Stored data
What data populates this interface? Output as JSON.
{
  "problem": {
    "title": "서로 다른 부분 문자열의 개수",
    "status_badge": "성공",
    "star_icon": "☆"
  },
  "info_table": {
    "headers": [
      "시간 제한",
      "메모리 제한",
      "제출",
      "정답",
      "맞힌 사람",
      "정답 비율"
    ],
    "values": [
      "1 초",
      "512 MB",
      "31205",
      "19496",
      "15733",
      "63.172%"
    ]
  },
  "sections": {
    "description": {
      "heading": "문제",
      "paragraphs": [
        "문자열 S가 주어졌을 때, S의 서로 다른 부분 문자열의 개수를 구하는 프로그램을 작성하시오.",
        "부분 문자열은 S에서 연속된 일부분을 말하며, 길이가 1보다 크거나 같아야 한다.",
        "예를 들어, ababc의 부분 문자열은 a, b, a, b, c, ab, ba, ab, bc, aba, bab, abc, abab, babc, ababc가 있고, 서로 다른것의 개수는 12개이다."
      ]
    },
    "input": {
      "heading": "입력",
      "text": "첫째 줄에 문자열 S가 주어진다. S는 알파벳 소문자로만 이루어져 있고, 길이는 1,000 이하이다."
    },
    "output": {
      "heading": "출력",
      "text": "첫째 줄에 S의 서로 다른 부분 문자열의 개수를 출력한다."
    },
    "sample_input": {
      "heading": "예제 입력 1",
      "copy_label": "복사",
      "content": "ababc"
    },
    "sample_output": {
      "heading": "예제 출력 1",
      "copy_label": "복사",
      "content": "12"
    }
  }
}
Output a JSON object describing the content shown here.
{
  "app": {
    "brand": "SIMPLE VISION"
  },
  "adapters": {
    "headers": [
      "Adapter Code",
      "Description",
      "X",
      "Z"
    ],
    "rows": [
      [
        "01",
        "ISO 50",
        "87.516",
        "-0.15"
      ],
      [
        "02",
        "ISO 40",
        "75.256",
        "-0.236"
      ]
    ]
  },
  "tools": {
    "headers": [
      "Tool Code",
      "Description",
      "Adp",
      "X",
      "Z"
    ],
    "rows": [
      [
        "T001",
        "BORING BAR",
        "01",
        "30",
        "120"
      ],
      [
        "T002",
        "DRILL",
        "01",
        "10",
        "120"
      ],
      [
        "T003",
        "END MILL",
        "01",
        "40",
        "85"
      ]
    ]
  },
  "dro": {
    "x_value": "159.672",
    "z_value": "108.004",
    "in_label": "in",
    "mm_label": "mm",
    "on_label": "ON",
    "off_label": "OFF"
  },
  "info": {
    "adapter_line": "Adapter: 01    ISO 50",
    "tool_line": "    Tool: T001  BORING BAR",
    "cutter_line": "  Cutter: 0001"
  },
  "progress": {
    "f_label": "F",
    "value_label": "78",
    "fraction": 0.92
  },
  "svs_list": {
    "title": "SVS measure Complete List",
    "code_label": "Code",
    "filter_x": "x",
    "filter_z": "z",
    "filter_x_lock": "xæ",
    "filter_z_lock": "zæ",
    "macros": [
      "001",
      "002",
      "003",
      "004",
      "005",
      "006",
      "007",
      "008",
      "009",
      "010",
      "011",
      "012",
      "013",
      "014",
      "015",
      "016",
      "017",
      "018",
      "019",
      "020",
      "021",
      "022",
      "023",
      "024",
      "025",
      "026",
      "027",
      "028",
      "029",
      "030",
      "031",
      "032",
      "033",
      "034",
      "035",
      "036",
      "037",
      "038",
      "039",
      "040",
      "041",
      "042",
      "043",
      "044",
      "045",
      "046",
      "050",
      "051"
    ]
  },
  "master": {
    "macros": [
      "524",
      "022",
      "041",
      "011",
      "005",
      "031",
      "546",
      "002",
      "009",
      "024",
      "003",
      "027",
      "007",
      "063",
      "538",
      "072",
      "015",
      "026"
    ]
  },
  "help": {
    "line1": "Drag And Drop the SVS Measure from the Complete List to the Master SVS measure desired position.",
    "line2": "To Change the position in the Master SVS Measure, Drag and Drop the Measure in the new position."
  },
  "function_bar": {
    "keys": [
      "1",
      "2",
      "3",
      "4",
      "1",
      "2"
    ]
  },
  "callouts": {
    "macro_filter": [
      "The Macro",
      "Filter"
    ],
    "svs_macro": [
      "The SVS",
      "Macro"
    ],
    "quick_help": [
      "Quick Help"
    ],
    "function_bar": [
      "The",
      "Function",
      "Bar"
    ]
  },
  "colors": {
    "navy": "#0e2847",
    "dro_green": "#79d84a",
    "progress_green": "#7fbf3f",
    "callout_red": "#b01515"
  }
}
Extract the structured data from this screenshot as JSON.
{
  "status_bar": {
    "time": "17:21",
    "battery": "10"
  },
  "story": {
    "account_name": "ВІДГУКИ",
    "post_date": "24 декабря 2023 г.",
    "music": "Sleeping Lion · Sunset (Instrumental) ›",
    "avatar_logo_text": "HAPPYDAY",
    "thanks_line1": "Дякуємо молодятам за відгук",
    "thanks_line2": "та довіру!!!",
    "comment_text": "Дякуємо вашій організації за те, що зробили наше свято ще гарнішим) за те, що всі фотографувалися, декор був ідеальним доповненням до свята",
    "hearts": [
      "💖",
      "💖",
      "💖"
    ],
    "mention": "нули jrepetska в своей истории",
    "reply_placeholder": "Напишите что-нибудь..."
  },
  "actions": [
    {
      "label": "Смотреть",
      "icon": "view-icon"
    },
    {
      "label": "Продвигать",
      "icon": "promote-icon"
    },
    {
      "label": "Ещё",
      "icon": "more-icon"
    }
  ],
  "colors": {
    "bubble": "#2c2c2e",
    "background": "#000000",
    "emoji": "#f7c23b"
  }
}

WHAT TO DO
Return all of the entries exactly as they were supplied.

THE REPLY
What data populates this interface? Output as JSON.
{
  "problem": {
    "title": "서로 다른 부분 문자열의 개수",
    "status_badge": "성공",
    "star_icon": "☆"
  },
  "info_table": {
    "headers": [
      "시간 제한",
      "메모리 제한",
      "제출",
      "정답",
      "맞힌 사람",
      "정답 비율"
    ],
    "values": [
      "1 초",
      "512 MB",
      "31205",
      "19496",
      "15733",
      "63.172%"
    ]
  },
  "sections": {
    "description": {
      "heading": "문제",
      "paragraphs": [
        "문자열 S가 주어졌을 때, S의 서로 다른 부분 문자열의 개수를 구하는 프로그램을 작성하시오.",
        "부분 문자열은 S에서 연속된 일부분을 말하며, 길이가 1보다 크거나 같아야 한다.",
        "예를 들어, ababc의 부분 문자열은 a, b, a, b, c, ab, ba, ab, bc, aba, bab, abc, abab, babc, ababc가 있고, 서로 다른것의 개수는 12개이다."
      ]
    },
    "input": {
      "heading": "입력",
      "text": "첫째 줄에 문자열 S가 주어진다. S는 알파벳 소문자로만 이루어져 있고, 길이는 1,000 이하이다."
    },
    "output": {
      "heading": "출력",
      "text": "첫째 줄에 S의 서로 다른 부분 문자열의 개수를 출력한다."
    },
    "sample_input": {
      "heading": "예제 입력 1",
      "copy_label": "복사",
      "content": "ababc"
    },
    "sample_output": {
      "heading": "예제 출력 1",
      "copy_label": "복사",
      "content": "12"
    }
  }
}
Output a JSON object describing the content shown here.
{
  "app": {
    "brand": "SIMPLE VISION"
  },
  "adapters": {
    "headers": [
      "Adapter Code",
      "Description",
      "X",
      "Z"
    ],
    "rows": [
      [
        "01",
        "ISO 50",
        "87.516",
        "-0.15"
      ],
      [
        "02",
        "ISO 40",
        "75.256",
        "-0.236"
      ]
    ]
  },
  "tools": {
    "headers": [
      "Tool Code",
      "Description",
      "Adp",
      "X",
      "Z"
    ],
    "rows": [
      [
        "T001",
        "BORING BAR",
        "01",
        "30",
        "120"
      ],
      [
        "T002",
        "DRILL",
        "01",
        "10",
        "120"
      ],
      [
        "T003",
        "END MILL",
        "01",
        "40",
        "85"
      ]
    ]
  },
  "dro": {
    "x_value": "159.672",
    "z_value": "108.004",
    "in_label": "in",
    "mm_label": "mm",
    "on_label": "ON",
    "off_label": "OFF"
  },
  "info": {
    "adapter_line": "Adapter: 01    ISO 50",
    "tool_line": "    Tool: T001  BORING BAR",
    "cutter_line": "  Cutter: 0001"
  },
  "progress": {
    "f_label": "F",
    "value_label": "78",
    "fraction": 0.92
  },
  "svs_list": {
    "title": "SVS measure Complete List",
    "code_label": "Code",
    "filter_x": "x",
    "filter_z": "z",
    "filter_x_lock": "xæ",
    "filter_z_lock": "zæ",
    "macros": [
      "001",
      "002",
      "003",
      "004",
      "005",
      "006",
      "007",
      "008",
      "009",
      "010",
      "011",
      "012",
      "013",
      "014",
      "015",
      "016",
      "017",
      "018",
      "019",
      "020",
      "021",
      "022",
      "023",
      "024",
      "025",
      "026",
      "027",
      "028",
      "029",
      "030",
      "031",
      "032",
      "033",
      "034",
      "035",
      "036",
      "037",
      "038",
      "039",
      "040",
      "041",
      "042",
      "043",
      "044",
      "045",
      "046",
      "050",
      "051"
    ]
  },
  "master": {
    "macros": [
      "524",
      "022",
      "041",
      "011",
      "005",
      "031",
      "546",
      "002",
      "009",
      "024",
      "003",
      "027",
      "007",
      "063",
      "538",
      "072",
      "015",
      "026"
    ]
  },
  "help": {
    "line1": "Drag And Drop the SVS Measure from the Complete List to the Master SVS measure desired position.",
    "line2": "To Change the position in the Master SVS Measure, Drag and Drop the Measure in the new position."
  },
  "function_bar": {
    "keys": [
      "1",
      "2",
      "3",
      "4",
      "1",
      "2"
    ]
  },
  "callouts": {
    "macro_filter": [
      "The Macro",
      "Filter"
    ],
    "svs_macro": [
      "The SVS",
      "Macro"
    ],
    "quick_help": [
      "Quick Help"
    ],
    "function_bar": [
      "The",
      "Function",
      "Bar"
    ]
  },
  "colors": {
    "navy": "#0e2847",
    "dro_green": "#79d84a",
    "progress_green": "#7fbf3f",
    "callout_red": "#b01515"
  }
}
Extract the structured data from this screenshot as JSON.
{
  "status_bar": {
    "time": "17:21",
    "battery": "10"
  },
  "story": {
    "account_name": "ВІДГУКИ",
    "post_date": "24 декабря 2023 г.",
    "music": "Sleeping Lion · Sunset (Instrumental) ›",
    "avatar_logo_text": "HAPPYDAY",
    "thanks_line1": "Дякуємо молодятам за відгук",
    "thanks_line2": "та довіру!!!",
    "comment_text": "Дякуємо вашій організації за те, що зробили наше свято ще гарнішим) за те, що всі фотографувалися, декор був ідеальним доповненням до свята",
    "hearts": [
      "💖",
      "💖",
      "💖"
    ],
    "mention": "нули jrepetska в своей истории",
    "reply_placeholder": "Напишите что-нибудь..."
  },
  "actions": [
    {
      "label": "Смотреть",
      "icon": "view-icon"
    },
    {
      "label": "Продвигать",
      "icon": "promote-icon"
    },
    {
      "label": "Ещё",
      "icon": "more-icon"
    }
  ],
  "colors": {
    "bubble": "#2c2c2e",
    "background": "#000000",
    "emoji": "#f7c23b"
  }
}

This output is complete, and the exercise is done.